* **Set exercise**
Report how many lines in the listing below include the word "marker". Write nothing besides the number.
▬▬▬▬▬▬
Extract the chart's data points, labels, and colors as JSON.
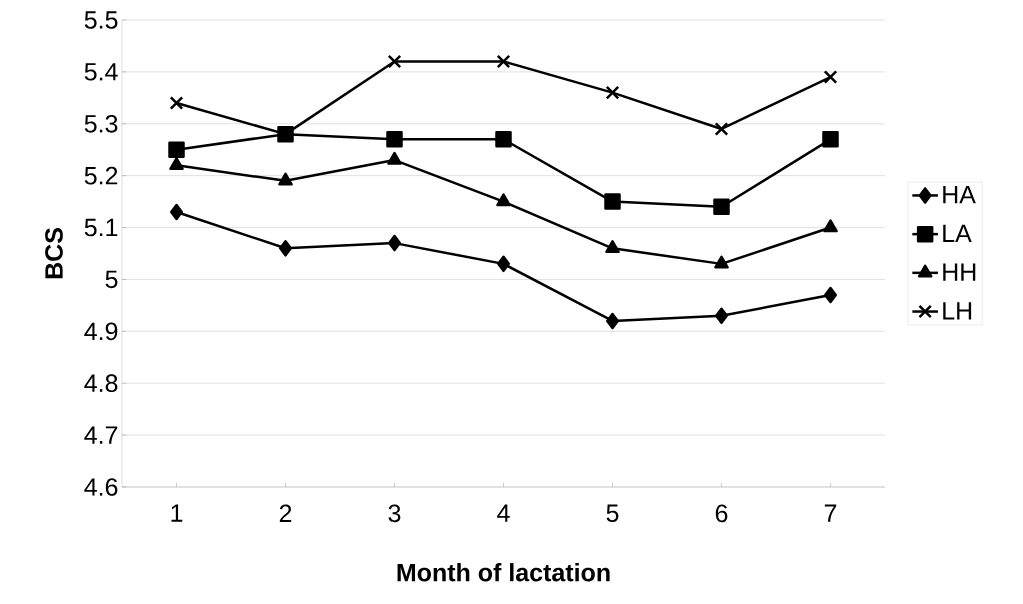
{
  "chart_data": {
    "type": "line",
    "xlabel": "Month of lactation",
    "ylabel": "BCS",
    "categories": [
      "1",
      "2",
      "3",
      "4",
      "5",
      "6",
      "7"
    ],
    "series": [
      {
        "name": "HA",
        "color": "#000000",
        "marker": "diamond",
        "values": [
          5.13,
          5.06,
          5.07,
          5.03,
          4.92,
          4.93,
          4.97
        ]
      },
      {
        "name": "LA",
        "color": "#000000",
        "marker": "square",
        "values": [
          5.25,
          5.28,
          5.27,
          5.27,
          5.15,
          5.14,
          5.27
        ]
      },
      {
        "name": "HH",
        "color": "#000000",
        "marker": "triangle",
        "values": [
          5.22,
          5.19,
          5.23,
          5.15,
          5.06,
          5.03,
          5.1
        ]
      },
      {
        "name": "LH",
        "color": "#000000",
        "marker": "cross",
        "values": [
          5.34,
          5.28,
          5.42,
          5.42,
          5.36,
          5.29,
          5.39
        ]
      }
    ],
    "ylim": [
      4.6,
      5.5
    ],
    "yticks": [
      4.6,
      4.7,
      4.8,
      4.9,
      5,
      5.1,
      5.2,
      5.3,
      5.4,
      5.5
    ],
    "grid": "y",
    "legend": "right",
    "line_style": "solid"
  }
}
▬▬▬▬▬▬
* **Answer to this problem**
4